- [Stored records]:
--------------------

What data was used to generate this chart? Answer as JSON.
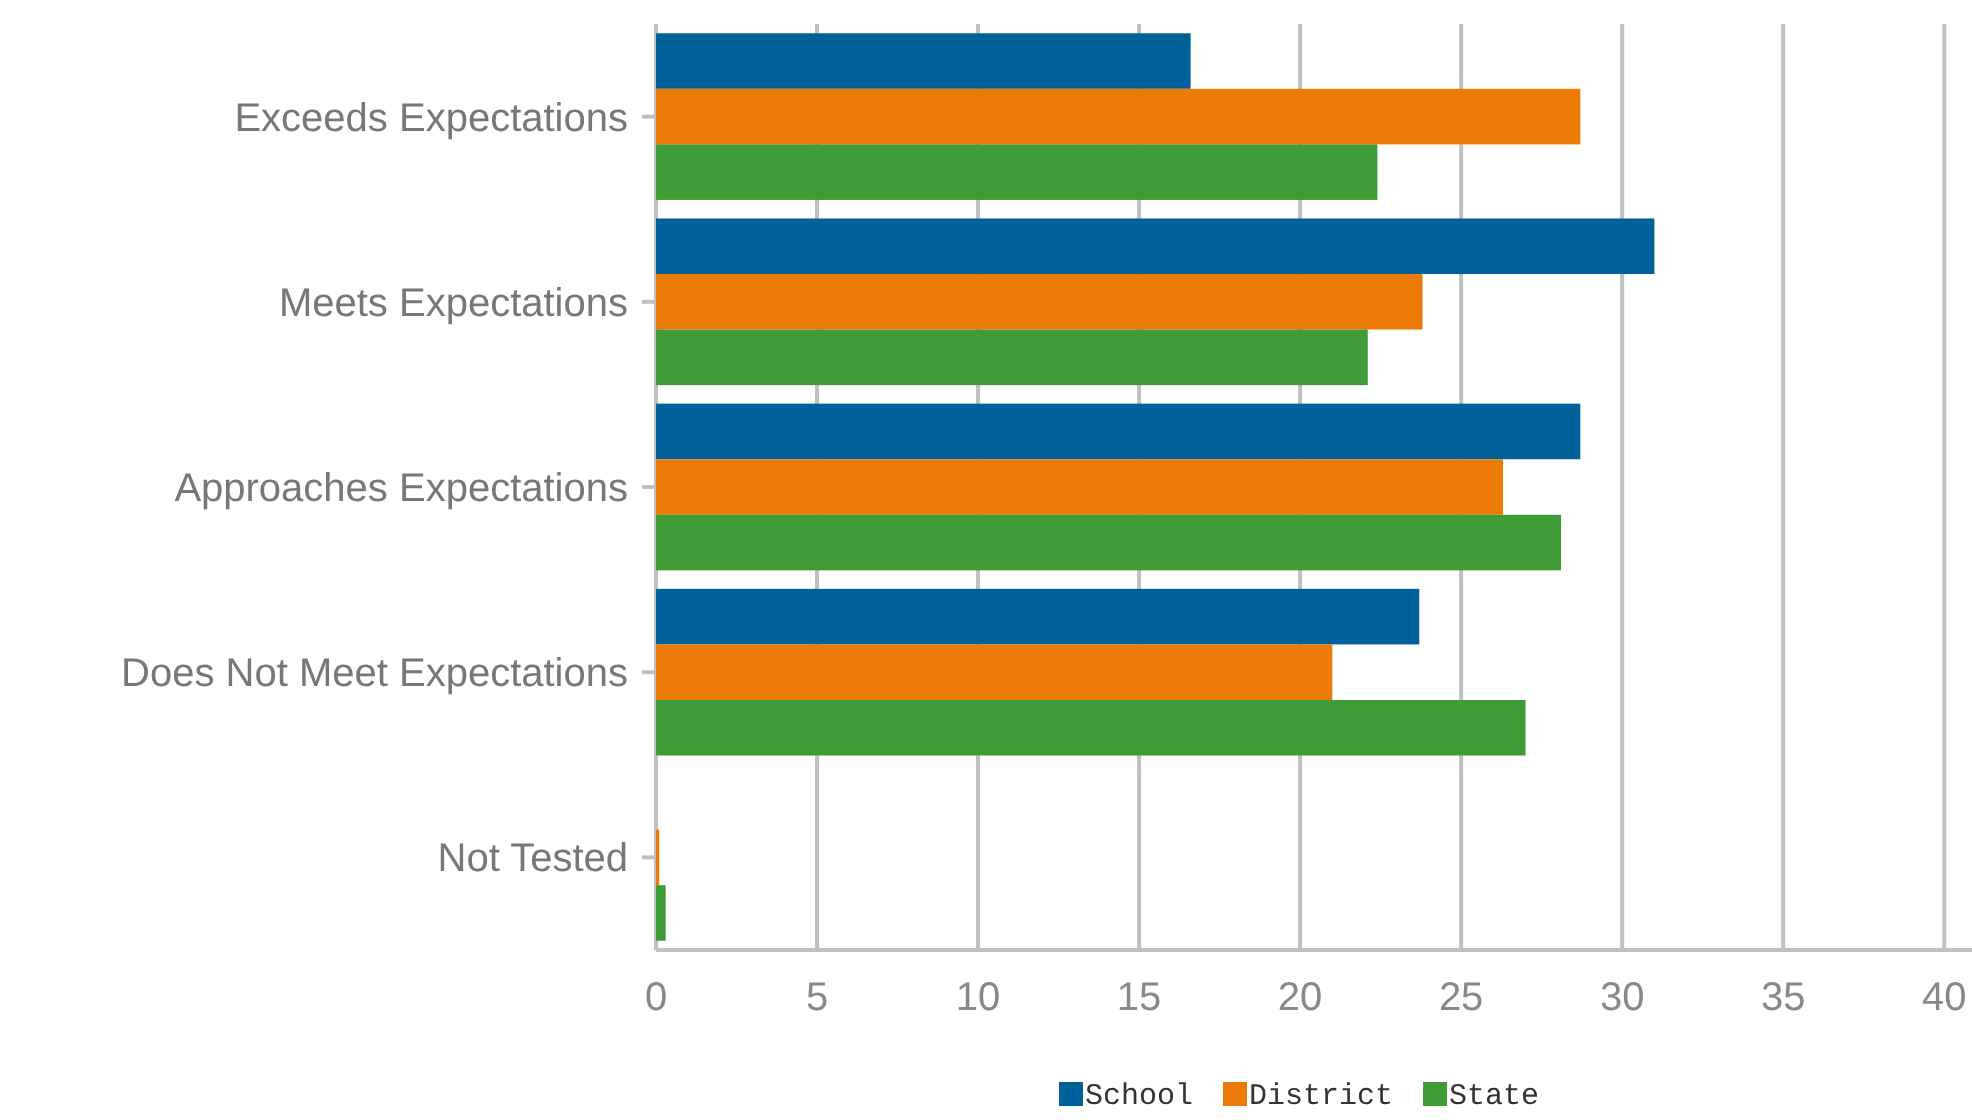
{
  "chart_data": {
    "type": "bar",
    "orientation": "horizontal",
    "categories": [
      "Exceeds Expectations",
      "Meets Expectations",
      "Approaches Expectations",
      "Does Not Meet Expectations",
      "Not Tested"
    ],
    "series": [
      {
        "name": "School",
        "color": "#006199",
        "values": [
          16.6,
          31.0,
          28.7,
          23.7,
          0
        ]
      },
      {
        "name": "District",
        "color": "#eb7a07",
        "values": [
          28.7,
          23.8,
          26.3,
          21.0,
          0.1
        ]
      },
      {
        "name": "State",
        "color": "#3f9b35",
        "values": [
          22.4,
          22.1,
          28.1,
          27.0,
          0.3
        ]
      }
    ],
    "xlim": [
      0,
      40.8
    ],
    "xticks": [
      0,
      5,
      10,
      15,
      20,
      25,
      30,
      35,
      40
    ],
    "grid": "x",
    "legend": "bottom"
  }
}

--------------------

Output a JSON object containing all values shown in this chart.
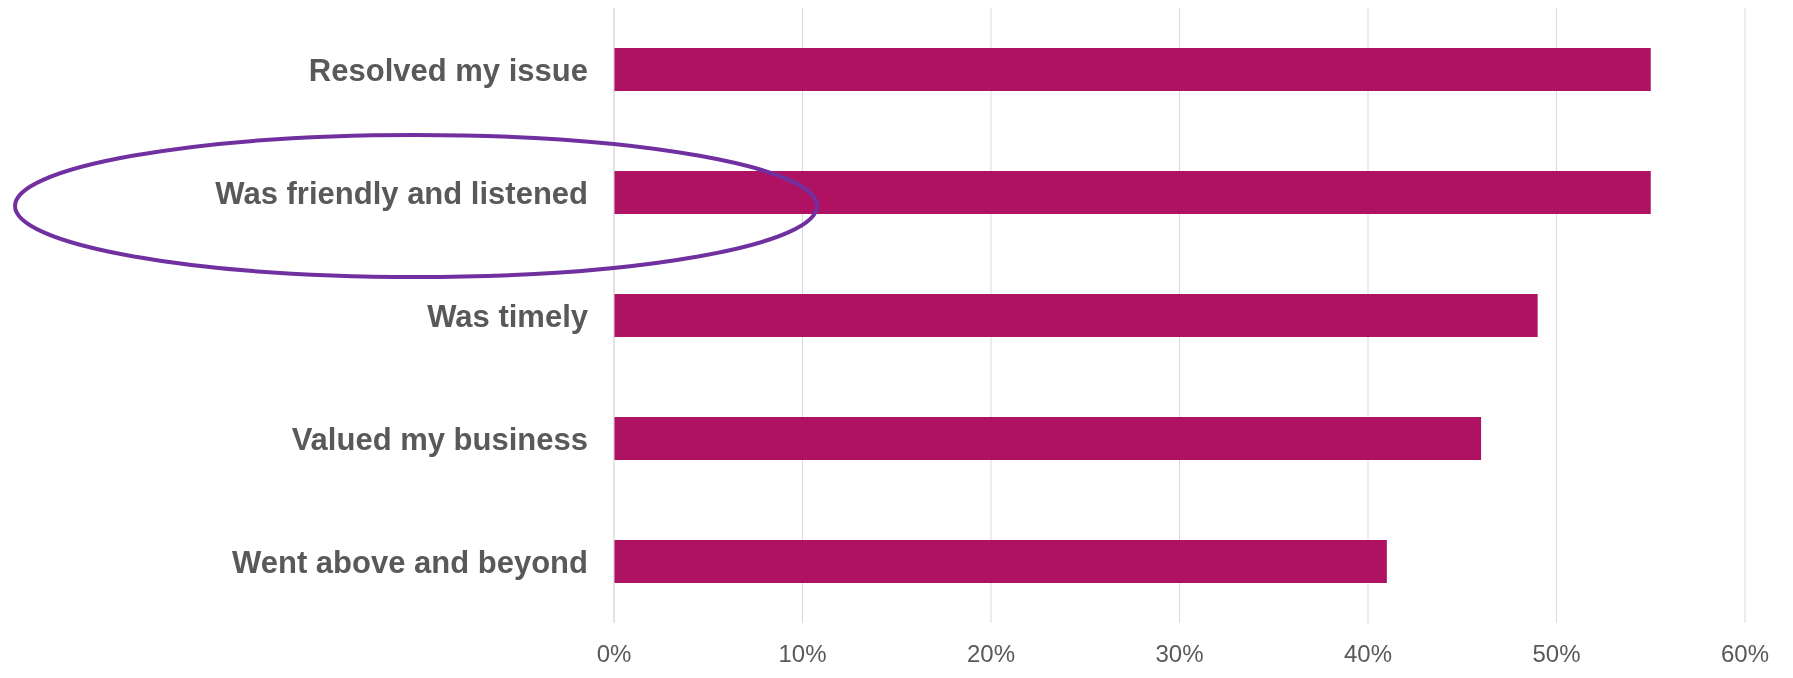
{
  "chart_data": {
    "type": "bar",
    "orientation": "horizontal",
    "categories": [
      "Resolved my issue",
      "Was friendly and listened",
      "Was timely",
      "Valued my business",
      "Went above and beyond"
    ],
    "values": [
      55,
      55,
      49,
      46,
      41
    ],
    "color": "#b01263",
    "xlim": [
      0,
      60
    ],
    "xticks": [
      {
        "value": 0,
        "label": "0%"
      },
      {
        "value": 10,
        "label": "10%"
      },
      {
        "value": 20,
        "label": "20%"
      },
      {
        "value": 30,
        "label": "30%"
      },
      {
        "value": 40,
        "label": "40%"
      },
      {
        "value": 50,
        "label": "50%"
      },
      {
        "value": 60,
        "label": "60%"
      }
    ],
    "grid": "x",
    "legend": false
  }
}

--------------------

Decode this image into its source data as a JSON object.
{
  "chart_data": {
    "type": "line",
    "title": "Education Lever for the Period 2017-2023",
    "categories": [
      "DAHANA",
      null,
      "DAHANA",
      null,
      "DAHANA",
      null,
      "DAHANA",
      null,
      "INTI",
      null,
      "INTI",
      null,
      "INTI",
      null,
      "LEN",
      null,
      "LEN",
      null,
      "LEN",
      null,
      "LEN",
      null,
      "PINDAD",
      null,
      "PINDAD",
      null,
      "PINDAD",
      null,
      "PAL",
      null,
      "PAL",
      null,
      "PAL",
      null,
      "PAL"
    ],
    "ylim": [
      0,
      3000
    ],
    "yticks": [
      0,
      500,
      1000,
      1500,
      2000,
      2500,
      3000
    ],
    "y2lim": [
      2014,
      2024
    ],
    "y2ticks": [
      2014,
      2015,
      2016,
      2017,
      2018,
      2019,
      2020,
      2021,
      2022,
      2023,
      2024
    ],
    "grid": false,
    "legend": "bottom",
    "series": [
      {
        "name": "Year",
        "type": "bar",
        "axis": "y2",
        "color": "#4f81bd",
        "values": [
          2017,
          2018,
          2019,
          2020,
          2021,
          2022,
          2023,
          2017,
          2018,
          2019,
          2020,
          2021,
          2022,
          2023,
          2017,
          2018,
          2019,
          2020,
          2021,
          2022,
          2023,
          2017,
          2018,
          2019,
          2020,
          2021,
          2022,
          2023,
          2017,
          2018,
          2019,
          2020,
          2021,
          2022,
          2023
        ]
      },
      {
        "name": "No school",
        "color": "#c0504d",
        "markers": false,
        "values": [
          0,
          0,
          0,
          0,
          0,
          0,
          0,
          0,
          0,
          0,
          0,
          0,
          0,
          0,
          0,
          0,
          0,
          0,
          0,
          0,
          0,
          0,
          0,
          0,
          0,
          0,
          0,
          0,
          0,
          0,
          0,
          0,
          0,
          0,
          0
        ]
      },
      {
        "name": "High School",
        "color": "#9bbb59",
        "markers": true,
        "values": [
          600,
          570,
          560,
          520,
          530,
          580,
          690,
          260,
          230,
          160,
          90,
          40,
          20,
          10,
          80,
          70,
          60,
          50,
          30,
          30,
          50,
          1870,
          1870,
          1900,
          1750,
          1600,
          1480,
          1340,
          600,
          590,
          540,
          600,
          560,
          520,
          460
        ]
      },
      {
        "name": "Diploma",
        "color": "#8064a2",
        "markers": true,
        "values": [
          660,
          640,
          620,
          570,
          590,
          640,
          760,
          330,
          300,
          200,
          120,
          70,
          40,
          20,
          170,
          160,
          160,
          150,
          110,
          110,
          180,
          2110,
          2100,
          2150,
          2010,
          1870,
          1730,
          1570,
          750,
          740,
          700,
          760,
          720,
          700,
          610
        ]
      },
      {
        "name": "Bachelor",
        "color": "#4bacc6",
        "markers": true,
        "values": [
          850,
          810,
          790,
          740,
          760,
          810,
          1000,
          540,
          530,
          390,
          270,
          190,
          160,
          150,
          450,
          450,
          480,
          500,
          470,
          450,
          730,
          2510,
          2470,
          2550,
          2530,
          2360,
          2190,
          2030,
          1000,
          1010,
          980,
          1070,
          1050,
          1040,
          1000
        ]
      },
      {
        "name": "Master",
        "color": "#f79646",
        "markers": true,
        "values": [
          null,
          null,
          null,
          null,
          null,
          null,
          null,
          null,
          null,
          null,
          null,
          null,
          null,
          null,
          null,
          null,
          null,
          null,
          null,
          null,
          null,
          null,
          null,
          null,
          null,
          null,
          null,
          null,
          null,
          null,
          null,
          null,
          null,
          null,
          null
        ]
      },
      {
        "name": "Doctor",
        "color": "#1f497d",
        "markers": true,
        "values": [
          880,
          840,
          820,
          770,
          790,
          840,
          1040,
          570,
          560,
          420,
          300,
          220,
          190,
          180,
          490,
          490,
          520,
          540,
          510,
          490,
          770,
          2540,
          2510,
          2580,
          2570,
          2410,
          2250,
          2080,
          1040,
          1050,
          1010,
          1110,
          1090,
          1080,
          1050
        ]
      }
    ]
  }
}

--------------------

Search the data for the word "color" and copy each line where it appears.

- [TASK OUTPUT]:
        "color": "#006199",
        "color": "#eb7a07",
        "color": "#3f9b35",
    "color": "#b01263",
        "color": "#4f81bd",
        "color": "#c0504d",
        "color": "#9bbb59",
        "color": "#8064a2",
        "color": "#4bacc6",
        "color": "#f79646",
        "color": "#1f497d",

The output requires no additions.